# start of Material for this task

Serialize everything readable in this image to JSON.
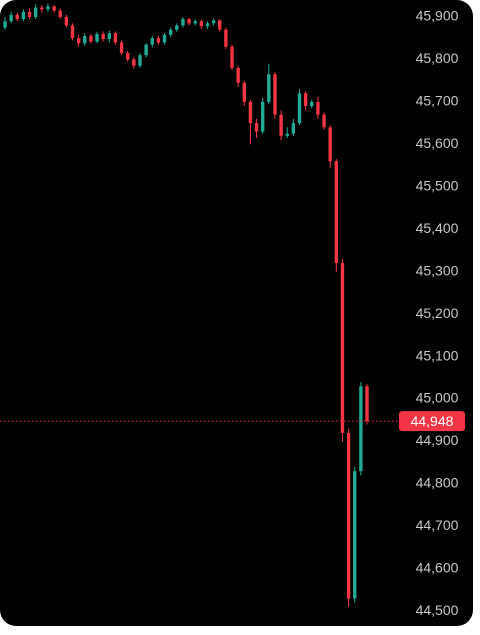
{
  "chart_data": {
    "type": "candlestick",
    "open": [
      45875,
      45890,
      45905,
      45895,
      45912,
      45900,
      45922,
      45918,
      45925,
      45915,
      45900,
      45880,
      45850,
      45838,
      45855,
      45842,
      45860,
      45848,
      45862,
      45840,
      45815,
      45800,
      45785,
      45810,
      45835,
      45850,
      45840,
      45858,
      45870,
      45880,
      45895,
      45885,
      45890,
      45878,
      45885,
      45892,
      45870,
      45830,
      45780,
      45745,
      45700,
      45650,
      45630,
      45700,
      45765,
      45670,
      45620,
      45625,
      45650,
      45720,
      45690,
      45700,
      45670,
      45640,
      45560,
      45320,
      44920,
      44530,
      44830,
      45030
    ],
    "high": [
      45900,
      45912,
      45910,
      45918,
      45920,
      45930,
      45928,
      45932,
      45928,
      45920,
      45905,
      45885,
      45858,
      45862,
      45860,
      45865,
      45866,
      45868,
      45866,
      45845,
      45820,
      45805,
      45815,
      45838,
      45856,
      45856,
      45862,
      45875,
      45885,
      45900,
      45898,
      45895,
      45894,
      45890,
      45896,
      45895,
      45875,
      45835,
      45785,
      45750,
      45705,
      45660,
      45710,
      45790,
      45770,
      45680,
      45640,
      45660,
      45730,
      45725,
      45705,
      45712,
      45675,
      45645,
      45565,
      45330,
      44930,
      44840,
      45040,
      45035
    ],
    "low": [
      45870,
      45885,
      45890,
      45890,
      45895,
      45895,
      45910,
      45912,
      45910,
      45895,
      45875,
      45845,
      45830,
      45832,
      45838,
      45838,
      45842,
      45840,
      45835,
      45810,
      45795,
      45778,
      45780,
      45805,
      45828,
      45835,
      45835,
      45852,
      45865,
      45875,
      45880,
      45880,
      45872,
      45872,
      45880,
      45865,
      45825,
      45775,
      45735,
      45690,
      45600,
      45615,
      45625,
      45695,
      45660,
      45610,
      45615,
      45620,
      45645,
      45680,
      45685,
      45660,
      45635,
      45545,
      45300,
      44900,
      44510,
      44520,
      44820,
      44940
    ],
    "close": [
      45890,
      45905,
      45895,
      45912,
      45900,
      45922,
      45918,
      45925,
      45915,
      45900,
      45880,
      45850,
      45838,
      45855,
      45842,
      45860,
      45848,
      45862,
      45840,
      45815,
      45800,
      45785,
      45810,
      45835,
      45850,
      45840,
      45858,
      45870,
      45880,
      45895,
      45885,
      45890,
      45878,
      45885,
      45892,
      45870,
      45830,
      45780,
      45745,
      45700,
      45650,
      45630,
      45700,
      45765,
      45670,
      45620,
      45625,
      45650,
      45720,
      45690,
      45700,
      45670,
      45640,
      45560,
      45320,
      44920,
      44530,
      44830,
      45030,
      44948
    ],
    "up_color": "#22ab94",
    "down_color": "#f23645",
    "ylim": [
      44470,
      45940
    ],
    "yticks": [
      {
        "value": 44500,
        "label": "44,500"
      },
      {
        "value": 44600,
        "label": "44,600"
      },
      {
        "value": 44700,
        "label": "44,700"
      },
      {
        "value": 44800,
        "label": "44,800"
      },
      {
        "value": 44900,
        "label": "44,900"
      },
      {
        "value": 45000,
        "label": "45,000"
      },
      {
        "value": 45100,
        "label": "45,100"
      },
      {
        "value": 45200,
        "label": "45,200"
      },
      {
        "value": 45300,
        "label": "45,300"
      },
      {
        "value": 45400,
        "label": "45,400"
      },
      {
        "value": 45500,
        "label": "45,500"
      },
      {
        "value": 45600,
        "label": "45,600"
      },
      {
        "value": 45700,
        "label": "45,700"
      },
      {
        "value": 45800,
        "label": "45,800"
      },
      {
        "value": 45900,
        "label": "45,900"
      }
    ],
    "price_line": {
      "value": 44948,
      "label": "44,948",
      "color": "#f23645"
    }
  }
}
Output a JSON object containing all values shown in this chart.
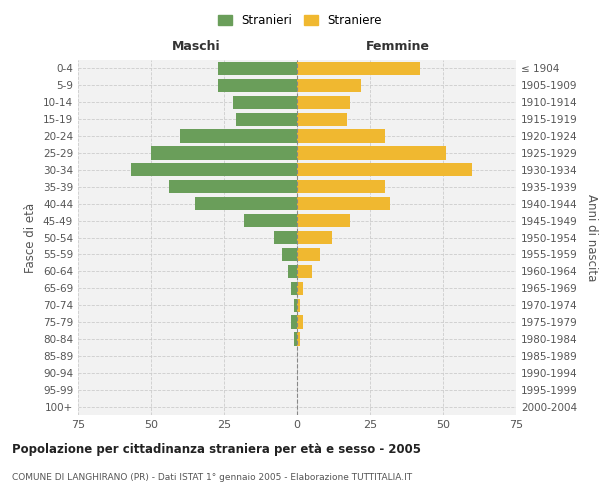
{
  "age_groups": [
    "0-4",
    "5-9",
    "10-14",
    "15-19",
    "20-24",
    "25-29",
    "30-34",
    "35-39",
    "40-44",
    "45-49",
    "50-54",
    "55-59",
    "60-64",
    "65-69",
    "70-74",
    "75-79",
    "80-84",
    "85-89",
    "90-94",
    "95-99",
    "100+"
  ],
  "birth_years": [
    "2000-2004",
    "1995-1999",
    "1990-1994",
    "1985-1989",
    "1980-1984",
    "1975-1979",
    "1970-1974",
    "1965-1969",
    "1960-1964",
    "1955-1959",
    "1950-1954",
    "1945-1949",
    "1940-1944",
    "1935-1939",
    "1930-1934",
    "1925-1929",
    "1920-1924",
    "1915-1919",
    "1910-1914",
    "1905-1909",
    "≤ 1904"
  ],
  "males": [
    27,
    27,
    22,
    21,
    40,
    50,
    57,
    44,
    35,
    18,
    8,
    5,
    3,
    2,
    1,
    2,
    1,
    0,
    0,
    0,
    0
  ],
  "females": [
    42,
    22,
    18,
    17,
    30,
    51,
    60,
    30,
    32,
    18,
    12,
    8,
    5,
    2,
    1,
    2,
    1,
    0,
    0,
    0,
    0
  ],
  "male_color": "#6a9e5a",
  "female_color": "#f0b830",
  "xlim": 75,
  "title": "Popolazione per cittadinanza straniera per à e sesso - 2005",
  "title_display": "Popolazione per cittadinanza straniera per età e sesso - 2005",
  "subtitle": "COMUNE DI LANGHIRANO (PR) - Dati ISTAT 1° gennaio 2005 - Elaborazione TUTTITALIA.IT",
  "legend_male": "Stranieri",
  "legend_female": "Straniere",
  "ylabel_left": "Fasce di età",
  "ylabel_right": "Anni di nascita",
  "xlabel_left": "Maschi",
  "xlabel_right": "Femmine",
  "bg_color": "#f2f2f2",
  "grid_color": "#cccccc"
}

# end of Material for this task

◆ **What to do**: Take the entries shown above and quote them verbatim, passing over the pictures.

◆ **Result for this task**:
Serialize everything readable in this image to JSON.
{
  "chart_data": {
    "type": "candlestick",
    "open": [
      45875,
      45890,
      45905,
      45895,
      45912,
      45900,
      45922,
      45918,
      45925,
      45915,
      45900,
      45880,
      45850,
      45838,
      45855,
      45842,
      45860,
      45848,
      45862,
      45840,
      45815,
      45800,
      45785,
      45810,
      45835,
      45850,
      45840,
      45858,
      45870,
      45880,
      45895,
      45885,
      45890,
      45878,
      45885,
      45892,
      45870,
      45830,
      45780,
      45745,
      45700,
      45650,
      45630,
      45700,
      45765,
      45670,
      45620,
      45625,
      45650,
      45720,
      45690,
      45700,
      45670,
      45640,
      45560,
      45320,
      44920,
      44530,
      44830,
      45030
    ],
    "high": [
      45900,
      45912,
      45910,
      45918,
      45920,
      45930,
      45928,
      45932,
      45928,
      45920,
      45905,
      45885,
      45858,
      45862,
      45860,
      45865,
      45866,
      45868,
      45866,
      45845,
      45820,
      45805,
      45815,
      45838,
      45856,
      45856,
      45862,
      45875,
      45885,
      45900,
      45898,
      45895,
      45894,
      45890,
      45896,
      45895,
      45875,
      45835,
      45785,
      45750,
      45705,
      45660,
      45710,
      45790,
      45770,
      45680,
      45640,
      45660,
      45730,
      45725,
      45705,
      45712,
      45675,
      45645,
      45565,
      45330,
      44930,
      44840,
      45040,
      45035
    ],
    "low": [
      45870,
      45885,
      45890,
      45890,
      45895,
      45895,
      45910,
      45912,
      45910,
      45895,
      45875,
      45845,
      45830,
      45832,
      45838,
      45838,
      45842,
      45840,
      45835,
      45810,
      45795,
      45778,
      45780,
      45805,
      45828,
      45835,
      45835,
      45852,
      45865,
      45875,
      45880,
      45880,
      45872,
      45872,
      45880,
      45865,
      45825,
      45775,
      45735,
      45690,
      45600,
      45615,
      45625,
      45695,
      45660,
      45610,
      45615,
      45620,
      45645,
      45680,
      45685,
      45660,
      45635,
      45545,
      45300,
      44900,
      44510,
      44520,
      44820,
      44940
    ],
    "close": [
      45890,
      45905,
      45895,
      45912,
      45900,
      45922,
      45918,
      45925,
      45915,
      45900,
      45880,
      45850,
      45838,
      45855,
      45842,
      45860,
      45848,
      45862,
      45840,
      45815,
      45800,
      45785,
      45810,
      45835,
      45850,
      45840,
      45858,
      45870,
      45880,
      45895,
      45885,
      45890,
      45878,
      45885,
      45892,
      45870,
      45830,
      45780,
      45745,
      45700,
      45650,
      45630,
      45700,
      45765,
      45670,
      45620,
      45625,
      45650,
      45720,
      45690,
      45700,
      45670,
      45640,
      45560,
      45320,
      44920,
      44530,
      44830,
      45030,
      44948
    ],
    "up_color": "#22ab94",
    "down_color": "#f23645",
    "ylim": [
      44470,
      45940
    ],
    "yticks": [
      {
        "value": 44500,
        "label": "44,500"
      },
      {
        "value": 44600,
        "label": "44,600"
      },
      {
        "value": 44700,
        "label": "44,700"
      },
      {
        "value": 44800,
        "label": "44,800"
      },
      {
        "value": 44900,
        "label": "44,900"
      },
      {
        "value": 45000,
        "label": "45,000"
      },
      {
        "value": 45100,
        "label": "45,100"
      },
      {
        "value": 45200,
        "label": "45,200"
      },
      {
        "value": 45300,
        "label": "45,300"
      },
      {
        "value": 45400,
        "label": "45,400"
      },
      {
        "value": 45500,
        "label": "45,500"
      },
      {
        "value": 45600,
        "label": "45,600"
      },
      {
        "value": 45700,
        "label": "45,700"
      },
      {
        "value": 45800,
        "label": "45,800"
      },
      {
        "value": 45900,
        "label": "45,900"
      }
    ],
    "price_line": {
      "value": 44948,
      "label": "44,948",
      "color": "#f23645"
    }
  }
}
Output a JSON object containing all values shown in this chart.
{
  "age_groups": [
    "0-4",
    "5-9",
    "10-14",
    "15-19",
    "20-24",
    "25-29",
    "30-34",
    "35-39",
    "40-44",
    "45-49",
    "50-54",
    "55-59",
    "60-64",
    "65-69",
    "70-74",
    "75-79",
    "80-84",
    "85-89",
    "90-94",
    "95-99",
    "100+"
  ],
  "birth_years": [
    "2000-2004",
    "1995-1999",
    "1990-1994",
    "1985-1989",
    "1980-1984",
    "1975-1979",
    "1970-1974",
    "1965-1969",
    "1960-1964",
    "1955-1959",
    "1950-1954",
    "1945-1949",
    "1940-1944",
    "1935-1939",
    "1930-1934",
    "1925-1929",
    "1920-1924",
    "1915-1919",
    "1910-1914",
    "1905-1909",
    "≤ 1904"
  ],
  "males": [
    27,
    27,
    22,
    21,
    40,
    50,
    57,
    44,
    35,
    18,
    8,
    5,
    3,
    2,
    1,
    2,
    1,
    0,
    0,
    0,
    0
  ],
  "females": [
    42,
    22,
    18,
    17,
    30,
    51,
    60,
    30,
    32,
    18,
    12,
    8,
    5,
    2,
    1,
    2,
    1,
    0,
    0,
    0,
    0
  ],
  "male_color": "#6a9e5a",
  "female_color": "#f0b830",
  "xlim": 75,
  "title": "Popolazione per cittadinanza straniera per à e sesso - 2005",
  "title_display": "Popolazione per cittadinanza straniera per età e sesso - 2005",
  "subtitle": "COMUNE DI LANGHIRANO (PR) - Dati ISTAT 1° gennaio 2005 - Elaborazione TUTTITALIA.IT",
  "legend_male": "Stranieri",
  "legend_female": "Straniere",
  "ylabel_left": "Fasce di età",
  "ylabel_right": "Anni di nascita",
  "xlabel_left": "Maschi",
  "xlabel_right": "Femmine",
  "bg_color": "#f2f2f2",
  "grid_color": "#cccccc"
}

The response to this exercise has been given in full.